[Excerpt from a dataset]
- - -

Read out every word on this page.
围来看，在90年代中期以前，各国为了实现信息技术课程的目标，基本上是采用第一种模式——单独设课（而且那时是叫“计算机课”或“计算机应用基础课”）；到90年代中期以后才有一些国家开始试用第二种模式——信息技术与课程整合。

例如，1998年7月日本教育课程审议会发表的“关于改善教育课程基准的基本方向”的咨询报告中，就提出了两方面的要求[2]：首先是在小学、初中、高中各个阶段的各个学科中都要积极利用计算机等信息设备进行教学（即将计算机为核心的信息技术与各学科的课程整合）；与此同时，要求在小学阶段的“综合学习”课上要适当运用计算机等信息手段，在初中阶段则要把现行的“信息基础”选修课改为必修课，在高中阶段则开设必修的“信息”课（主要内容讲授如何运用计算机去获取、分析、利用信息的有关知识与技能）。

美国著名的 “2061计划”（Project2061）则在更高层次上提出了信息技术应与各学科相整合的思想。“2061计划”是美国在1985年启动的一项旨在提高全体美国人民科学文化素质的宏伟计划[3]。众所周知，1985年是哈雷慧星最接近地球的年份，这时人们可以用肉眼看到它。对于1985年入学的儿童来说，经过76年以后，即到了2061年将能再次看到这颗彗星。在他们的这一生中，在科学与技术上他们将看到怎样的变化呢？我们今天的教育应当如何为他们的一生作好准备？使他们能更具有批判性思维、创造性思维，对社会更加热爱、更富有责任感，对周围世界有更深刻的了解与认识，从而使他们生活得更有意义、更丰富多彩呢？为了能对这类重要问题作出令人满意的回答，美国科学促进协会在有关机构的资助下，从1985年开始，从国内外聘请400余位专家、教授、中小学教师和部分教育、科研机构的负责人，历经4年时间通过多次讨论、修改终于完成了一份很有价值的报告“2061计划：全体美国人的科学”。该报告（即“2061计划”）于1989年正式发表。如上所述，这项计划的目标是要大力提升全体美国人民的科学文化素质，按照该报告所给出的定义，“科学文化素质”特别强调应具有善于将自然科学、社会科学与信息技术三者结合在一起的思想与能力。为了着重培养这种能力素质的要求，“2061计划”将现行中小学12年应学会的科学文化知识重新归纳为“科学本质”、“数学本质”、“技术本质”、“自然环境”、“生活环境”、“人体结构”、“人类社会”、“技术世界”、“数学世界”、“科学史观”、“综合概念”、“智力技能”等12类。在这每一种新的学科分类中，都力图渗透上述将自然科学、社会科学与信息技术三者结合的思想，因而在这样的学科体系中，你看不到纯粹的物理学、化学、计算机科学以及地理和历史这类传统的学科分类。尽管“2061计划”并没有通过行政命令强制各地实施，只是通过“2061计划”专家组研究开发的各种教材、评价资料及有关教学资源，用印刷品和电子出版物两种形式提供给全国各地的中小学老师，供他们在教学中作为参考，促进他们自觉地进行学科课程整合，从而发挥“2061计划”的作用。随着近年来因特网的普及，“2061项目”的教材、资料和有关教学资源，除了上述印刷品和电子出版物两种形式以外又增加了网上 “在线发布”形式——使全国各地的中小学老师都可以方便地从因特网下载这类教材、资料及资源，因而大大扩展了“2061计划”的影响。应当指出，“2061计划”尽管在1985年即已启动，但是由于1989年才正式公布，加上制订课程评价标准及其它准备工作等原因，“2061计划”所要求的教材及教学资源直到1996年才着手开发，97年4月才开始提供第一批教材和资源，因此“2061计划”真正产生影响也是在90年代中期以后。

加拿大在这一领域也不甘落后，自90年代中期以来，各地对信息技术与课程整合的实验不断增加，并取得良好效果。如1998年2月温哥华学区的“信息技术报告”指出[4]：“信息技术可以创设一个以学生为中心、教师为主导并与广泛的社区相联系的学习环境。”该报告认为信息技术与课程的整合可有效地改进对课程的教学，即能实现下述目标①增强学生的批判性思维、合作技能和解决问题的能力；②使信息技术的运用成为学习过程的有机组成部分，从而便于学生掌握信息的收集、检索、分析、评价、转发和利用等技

- - -

■ Goal of the exercise ■
Repeat the data precisely, reproducing every entry.

■ Reply to the exercise ■
Read out every word on this page.
围来看，在90年代中期以前，各国为了实现信息技术课程的目标，基本上是采用第一种模式——单独设课（而且那时是叫“计算机课”或“计算机应用基础课”）；到90年代中期以后才有一些国家开始试用第二种模式——信息技术与课程整合。

例如，1998年7月日本教育课程审议会发表的“关于改善教育课程基准的基本方向”的咨询报告中，就提出了两方面的要求[2]：首先是在小学、初中、高中各个阶段的各个学科中都要积极利用计算机等信息设备进行教学（即将计算机为核心的信息技术与各学科的课程整合）；与此同时，要求在小学阶段的“综合学习”课上要适当运用计算机等信息手段，在初中阶段则要把现行的“信息基础”选修课改为必修课，在高中阶段则开设必修的“信息”课（主要内容讲授如何运用计算机去获取、分析、利用信息的有关知识与技能）。

美国著名的 “2061计划”（Project2061）则在更高层次上提出了信息技术应与各学科相整合的思想。“2061计划”是美国在1985年启动的一项旨在提高全体美国人民科学文化素质的宏伟计划[3]。众所周知，1985年是哈雷慧星最接近地球的年份，这时人们可以用肉眼看到它。对于1985年入学的儿童来说，经过76年以后，即到了2061年将能再次看到这颗彗星。在他们的这一生中，在科学与技术上他们将看到怎样的变化呢？我们今天的教育应当如何为他们的一生作好准备？使他们能更具有批判性思维、创造性思维，对社会更加热爱、更富有责任感，对周围世界有更深刻的了解与认识，从而使他们生活得更有意义、更丰富多彩呢？为了能对这类重要问题作出令人满意的回答，美国科学促进协会在有关机构的资助下，从1985年开始，从国内外聘请400余位专家、教授、中小学教师和部分教育、科研机构的负责人，历经4年时间通过多次讨论、修改终于完成了一份很有价值的报告“2061计划：全体美国人的科学”。该报告（即“2061计划”）于1989年正式发表。如上所述，这项计划的目标是要大力提升全体美国人民的科学文化素质，按照该报告所给出的定义，“科学文化素质”特别强调应具有善于将自然科学、社会科学与信息技术三者结合在一起的思想与能力。为了着重培养这种能力素质的要求，“2061计划”将现行中小学12年应学会的科学文化知识重新归纳为“科学本质”、“数学本质”、“技术本质”、“自然环境”、“生活环境”、“人体结构”、“人类社会”、“技术世界”、“数学世界”、“科学史观”、“综合概念”、“智力技能”等12类。在这每一种新的学科分类中，都力图渗透上述将自然科学、社会科学与信息技术三者结合的思想，因而在这样的学科体系中，你看不到纯粹的物理学、化学、计算机科学以及地理和历史这类传统的学科分类。尽管“2061计划”并没有通过行政命令强制各地实施，只是通过“2061计划”专家组研究开发的各种教材、评价资料及有关教学资源，用印刷品和电子出版物两种形式提供给全国各地的中小学老师，供他们在教学中作为参考，促进他们自觉地进行学科课程整合，从而发挥“2061计划”的作用。随着近年来因特网的普及，“2061项目”的教材、资料和有关教学资源，除了上述印刷品和电子出版物两种形式以外又增加了网上 “在线发布”形式——使全国各地的中小学老师都可以方便地从因特网下载这类教材、资料及资源，因而大大扩展了“2061计划”的影响。应当指出，“2061计划”尽管在1985年即已启动，但是由于1989年才正式公布，加上制订课程评价标准及其它准备工作等原因，“2061计划”所要求的教材及教学资源直到1996年才着手开发，97年4月才开始提供第一批教材和资源，因此“2061计划”真正产生影响也是在90年代中期以后。

加拿大在这一领域也不甘落后，自90年代中期以来，各地对信息技术与课程整合的实验不断增加，并取得良好效果。如1998年2月温哥华学区的“信息技术报告”指出[4]：“信息技术可以创设一个以学生为中心、教师为主导并与广泛的社区相联系的学习环境。”该报告认为信息技术与课程的整合可有效地改进对课程的教学，即能实现下述目标①增强学生的批判性思维、合作技能和解决问题的能力；②使信息技术的运用成为学习过程的有机组成部分，从而便于学生掌握信息的收集、检索、分析、评价、转发和利用等技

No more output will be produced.